- **OBJECTIVE**
Your task is to print every entry below exactly as given.

[Start of INPUT]

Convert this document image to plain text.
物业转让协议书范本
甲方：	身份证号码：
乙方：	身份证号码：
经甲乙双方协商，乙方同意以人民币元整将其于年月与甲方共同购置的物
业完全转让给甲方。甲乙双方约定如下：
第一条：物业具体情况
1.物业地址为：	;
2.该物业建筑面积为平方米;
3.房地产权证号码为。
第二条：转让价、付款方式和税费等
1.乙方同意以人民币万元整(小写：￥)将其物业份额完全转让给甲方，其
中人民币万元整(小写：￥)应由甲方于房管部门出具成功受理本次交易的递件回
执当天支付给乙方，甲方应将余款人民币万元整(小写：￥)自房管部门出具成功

[End of INPUT]

- **RESPONSE**
Convert this document image to plain text.
物业转让协议书范本
甲方：	身份证号码：
乙方：	身份证号码：
经甲乙双方协商，乙方同意以人民币元整将其于年月与甲方共同购置的物
业完全转让给甲方。甲乙双方约定如下：
第一条：物业具体情况
1.物业地址为：	;
2.该物业建筑面积为平方米;
3.房地产权证号码为。
第二条：转让价、付款方式和税费等
1.乙方同意以人民币万元整(小写：￥)将其物业份额完全转让给甲方，其
中人民币万元整(小写：￥)应由甲方于房管部门出具成功受理本次交易的递件回
执当天支付给乙方，甲方应将余款人民币万元整(小写：￥)自房管部门出具成功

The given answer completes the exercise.